#### What you need to do
Retype every entry in its entirety, without alteration.

#### Data excerpts
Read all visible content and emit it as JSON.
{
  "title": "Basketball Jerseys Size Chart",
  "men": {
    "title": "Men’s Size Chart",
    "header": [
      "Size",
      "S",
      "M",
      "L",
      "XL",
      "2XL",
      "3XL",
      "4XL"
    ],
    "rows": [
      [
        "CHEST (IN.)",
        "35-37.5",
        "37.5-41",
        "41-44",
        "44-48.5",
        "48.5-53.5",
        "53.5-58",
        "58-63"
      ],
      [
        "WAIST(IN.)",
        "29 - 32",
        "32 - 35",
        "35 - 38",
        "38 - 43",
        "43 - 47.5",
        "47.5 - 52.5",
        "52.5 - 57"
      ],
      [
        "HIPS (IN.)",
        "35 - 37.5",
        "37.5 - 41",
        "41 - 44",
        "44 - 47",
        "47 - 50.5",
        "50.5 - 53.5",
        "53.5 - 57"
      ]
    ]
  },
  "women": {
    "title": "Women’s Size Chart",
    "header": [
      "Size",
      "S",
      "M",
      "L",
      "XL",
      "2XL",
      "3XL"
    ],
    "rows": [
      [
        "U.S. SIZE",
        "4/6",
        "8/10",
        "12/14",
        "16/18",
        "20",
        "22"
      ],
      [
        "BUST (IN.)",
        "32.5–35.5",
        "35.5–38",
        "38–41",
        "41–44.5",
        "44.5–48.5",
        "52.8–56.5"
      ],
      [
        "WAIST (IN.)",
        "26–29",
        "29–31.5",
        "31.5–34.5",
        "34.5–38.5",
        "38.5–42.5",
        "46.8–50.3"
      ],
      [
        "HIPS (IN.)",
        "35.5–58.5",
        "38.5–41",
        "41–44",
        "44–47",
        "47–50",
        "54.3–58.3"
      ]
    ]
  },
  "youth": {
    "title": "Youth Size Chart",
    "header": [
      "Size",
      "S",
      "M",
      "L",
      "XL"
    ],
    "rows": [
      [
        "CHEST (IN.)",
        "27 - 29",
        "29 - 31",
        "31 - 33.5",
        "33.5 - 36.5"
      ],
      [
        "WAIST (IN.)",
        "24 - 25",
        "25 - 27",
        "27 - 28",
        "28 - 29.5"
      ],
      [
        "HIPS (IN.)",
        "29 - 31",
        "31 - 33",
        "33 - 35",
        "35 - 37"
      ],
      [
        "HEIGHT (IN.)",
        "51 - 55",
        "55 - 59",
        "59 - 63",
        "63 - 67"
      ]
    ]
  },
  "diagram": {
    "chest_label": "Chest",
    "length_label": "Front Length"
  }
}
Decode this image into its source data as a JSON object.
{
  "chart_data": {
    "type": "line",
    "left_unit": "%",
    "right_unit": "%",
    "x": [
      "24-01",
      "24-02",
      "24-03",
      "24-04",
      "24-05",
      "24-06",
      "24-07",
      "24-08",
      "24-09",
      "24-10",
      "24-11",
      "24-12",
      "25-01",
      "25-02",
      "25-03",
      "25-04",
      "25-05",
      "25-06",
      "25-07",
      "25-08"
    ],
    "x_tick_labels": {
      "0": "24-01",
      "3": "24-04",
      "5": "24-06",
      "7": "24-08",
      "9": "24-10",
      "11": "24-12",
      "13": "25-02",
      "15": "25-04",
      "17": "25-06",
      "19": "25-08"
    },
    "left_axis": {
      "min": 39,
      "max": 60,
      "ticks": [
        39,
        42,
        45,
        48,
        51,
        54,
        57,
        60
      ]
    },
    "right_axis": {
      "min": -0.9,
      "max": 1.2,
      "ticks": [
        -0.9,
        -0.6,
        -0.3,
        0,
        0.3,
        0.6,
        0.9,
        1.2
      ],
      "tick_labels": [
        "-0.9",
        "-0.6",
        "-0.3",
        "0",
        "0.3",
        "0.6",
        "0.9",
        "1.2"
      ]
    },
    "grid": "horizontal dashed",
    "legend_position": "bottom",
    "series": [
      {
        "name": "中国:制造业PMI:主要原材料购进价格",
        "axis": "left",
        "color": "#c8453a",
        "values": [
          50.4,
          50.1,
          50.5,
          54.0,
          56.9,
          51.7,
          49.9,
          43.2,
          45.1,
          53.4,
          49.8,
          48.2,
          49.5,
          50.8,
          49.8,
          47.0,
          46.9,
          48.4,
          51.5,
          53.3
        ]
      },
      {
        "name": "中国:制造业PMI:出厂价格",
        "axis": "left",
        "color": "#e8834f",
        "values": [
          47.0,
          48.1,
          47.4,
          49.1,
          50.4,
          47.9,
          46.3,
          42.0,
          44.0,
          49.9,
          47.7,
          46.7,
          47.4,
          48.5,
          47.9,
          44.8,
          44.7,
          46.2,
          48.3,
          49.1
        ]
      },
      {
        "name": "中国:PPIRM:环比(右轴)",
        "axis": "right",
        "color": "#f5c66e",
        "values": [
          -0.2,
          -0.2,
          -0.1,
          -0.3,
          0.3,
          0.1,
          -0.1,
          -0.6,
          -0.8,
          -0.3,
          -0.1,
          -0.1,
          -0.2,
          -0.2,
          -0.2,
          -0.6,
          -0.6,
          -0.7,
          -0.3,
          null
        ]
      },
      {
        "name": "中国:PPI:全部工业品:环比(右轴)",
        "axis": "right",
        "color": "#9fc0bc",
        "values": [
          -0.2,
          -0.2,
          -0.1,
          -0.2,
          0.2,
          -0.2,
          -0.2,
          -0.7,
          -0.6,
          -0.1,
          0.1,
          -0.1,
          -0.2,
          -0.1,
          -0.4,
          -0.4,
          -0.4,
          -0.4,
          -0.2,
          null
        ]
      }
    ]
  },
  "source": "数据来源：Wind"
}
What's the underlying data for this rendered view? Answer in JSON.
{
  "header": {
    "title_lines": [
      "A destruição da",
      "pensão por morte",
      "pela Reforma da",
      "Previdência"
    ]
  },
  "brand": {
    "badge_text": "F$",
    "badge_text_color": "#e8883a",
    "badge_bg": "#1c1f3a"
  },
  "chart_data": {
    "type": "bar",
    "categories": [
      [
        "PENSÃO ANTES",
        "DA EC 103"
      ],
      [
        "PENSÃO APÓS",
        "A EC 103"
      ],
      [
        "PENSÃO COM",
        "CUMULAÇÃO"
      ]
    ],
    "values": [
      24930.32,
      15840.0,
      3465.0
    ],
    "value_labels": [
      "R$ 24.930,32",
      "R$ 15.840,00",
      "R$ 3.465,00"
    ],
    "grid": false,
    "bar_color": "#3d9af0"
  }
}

#### Answer to the exercise
Read all visible content and emit it as JSON.
{
  "title": "Basketball Jerseys Size Chart",
  "men": {
    "title": "Men’s Size Chart",
    "header": [
      "Size",
      "S",
      "M",
      "L",
      "XL",
      "2XL",
      "3XL",
      "4XL"
    ],
    "rows": [
      [
        "CHEST (IN.)",
        "35-37.5",
        "37.5-41",
        "41-44",
        "44-48.5",
        "48.5-53.5",
        "53.5-58",
        "58-63"
      ],
      [
        "WAIST(IN.)",
        "29 - 32",
        "32 - 35",
        "35 - 38",
        "38 - 43",
        "43 - 47.5",
        "47.5 - 52.5",
        "52.5 - 57"
      ],
      [
        "HIPS (IN.)",
        "35 - 37.5",
        "37.5 - 41",
        "41 - 44",
        "44 - 47",
        "47 - 50.5",
        "50.5 - 53.5",
        "53.5 - 57"
      ]
    ]
  },
  "women": {
    "title": "Women’s Size Chart",
    "header": [
      "Size",
      "S",
      "M",
      "L",
      "XL",
      "2XL",
      "3XL"
    ],
    "rows": [
      [
        "U.S. SIZE",
        "4/6",
        "8/10",
        "12/14",
        "16/18",
        "20",
        "22"
      ],
      [
        "BUST (IN.)",
        "32.5–35.5",
        "35.5–38",
        "38–41",
        "41–44.5",
        "44.5–48.5",
        "52.8–56.5"
      ],
      [
        "WAIST (IN.)",
        "26–29",
        "29–31.5",
        "31.5–34.5",
        "34.5–38.5",
        "38.5–42.5",
        "46.8–50.3"
      ],
      [
        "HIPS (IN.)",
        "35.5–58.5",
        "38.5–41",
        "41–44",
        "44–47",
        "47–50",
        "54.3–58.3"
      ]
    ]
  },
  "youth": {
    "title": "Youth Size Chart",
    "header": [
      "Size",
      "S",
      "M",
      "L",
      "XL"
    ],
    "rows": [
      [
        "CHEST (IN.)",
        "27 - 29",
        "29 - 31",
        "31 - 33.5",
        "33.5 - 36.5"
      ],
      [
        "WAIST (IN.)",
        "24 - 25",
        "25 - 27",
        "27 - 28",
        "28 - 29.5"
      ],
      [
        "HIPS (IN.)",
        "29 - 31",
        "31 - 33",
        "33 - 35",
        "35 - 37"
      ],
      [
        "HEIGHT (IN.)",
        "51 - 55",
        "55 - 59",
        "59 - 63",
        "63 - 67"
      ]
    ]
  },
  "diagram": {
    "chest_label": "Chest",
    "length_label": "Front Length"
  }
}
Decode this image into its source data as a JSON object.
{
  "chart_data": {
    "type": "line",
    "left_unit": "%",
    "right_unit": "%",
    "x": [
      "24-01",
      "24-02",
      "24-03",
      "24-04",
      "24-05",
      "24-06",
      "24-07",
      "24-08",
      "24-09",
      "24-10",
      "24-11",
      "24-12",
      "25-01",
      "25-02",
      "25-03",
      "25-04",
      "25-05",
      "25-06",
      "25-07",
      "25-08"
    ],
    "x_tick_labels": {
      "0": "24-01",
      "3": "24-04",
      "5": "24-06",
      "7": "24-08",
      "9": "24-10",
      "11": "24-12",
      "13": "25-02",
      "15": "25-04",
      "17": "25-06",
      "19": "25-08"
    },
    "left_axis": {
      "min": 39,
      "max": 60,
      "ticks": [
        39,
        42,
        45,
        48,
        51,
        54,
        57,
        60
      ]
    },
    "right_axis": {
      "min": -0.9,
      "max": 1.2,
      "ticks": [
        -0.9,
        -0.6,
        -0.3,
        0,
        0.3,
        0.6,
        0.9,
        1.2
      ],
      "tick_labels": [
        "-0.9",
        "-0.6",
        "-0.3",
        "0",
        "0.3",
        "0.6",
        "0.9",
        "1.2"
      ]
    },
    "grid": "horizontal dashed",
    "legend_position": "bottom",
    "series": [
      {
        "name": "中国:制造业PMI:主要原材料购进价格",
        "axis": "left",
        "color": "#c8453a",
        "values": [
          50.4,
          50.1,
          50.5,
          54.0,
          56.9,
          51.7,
          49.9,
          43.2,
          45.1,
          53.4,
          49.8,
          48.2,
          49.5,
          50.8,
          49.8,
          47.0,
          46.9,
          48.4,
          51.5,
          53.3
        ]
      },
      {
        "name": "中国:制造业PMI:出厂价格",
        "axis": "left",
        "color": "#e8834f",
        "values": [
          47.0,
          48.1,
          47.4,
          49.1,
          50.4,
          47.9,
          46.3,
          42.0,
          44.0,
          49.9,
          47.7,
          46.7,
          47.4,
          48.5,
          47.9,
          44.8,
          44.7,
          46.2,
          48.3,
          49.1
        ]
      },
      {
        "name": "中国:PPIRM:环比(右轴)",
        "axis": "right",
        "color": "#f5c66e",
        "values": [
          -0.2,
          -0.2,
          -0.1,
          -0.3,
          0.3,
          0.1,
          -0.1,
          -0.6,
          -0.8,
          -0.3,
          -0.1,
          -0.1,
          -0.2,
          -0.2,
          -0.2,
          -0.6,
          -0.6,
          -0.7,
          -0.3,
          null
        ]
      },
      {
        "name": "中国:PPI:全部工业品:环比(右轴)",
        "axis": "right",
        "color": "#9fc0bc",
        "values": [
          -0.2,
          -0.2,
          -0.1,
          -0.2,
          0.2,
          -0.2,
          -0.2,
          -0.7,
          -0.6,
          -0.1,
          0.1,
          -0.1,
          -0.2,
          -0.1,
          -0.4,
          -0.4,
          -0.4,
          -0.4,
          -0.2,
          null
        ]
      }
    ]
  },
  "source": "数据来源：Wind"
}
What's the underlying data for this rendered view? Answer in JSON.
{
  "header": {
    "title_lines": [
      "A destruição da",
      "pensão por morte",
      "pela Reforma da",
      "Previdência"
    ]
  },
  "brand": {
    "badge_text": "F$",
    "badge_text_color": "#e8883a",
    "badge_bg": "#1c1f3a"
  },
  "chart_data": {
    "type": "bar",
    "categories": [
      [
        "PENSÃO ANTES",
        "DA EC 103"
      ],
      [
        "PENSÃO APÓS",
        "A EC 103"
      ],
      [
        "PENSÃO COM",
        "CUMULAÇÃO"
      ]
    ],
    "values": [
      24930.32,
      15840.0,
      3465.0
    ],
    "value_labels": [
      "R$ 24.930,32",
      "R$ 15.840,00",
      "R$ 3.465,00"
    ],
    "grid": false,
    "bar_color": "#3d9af0"
  }
}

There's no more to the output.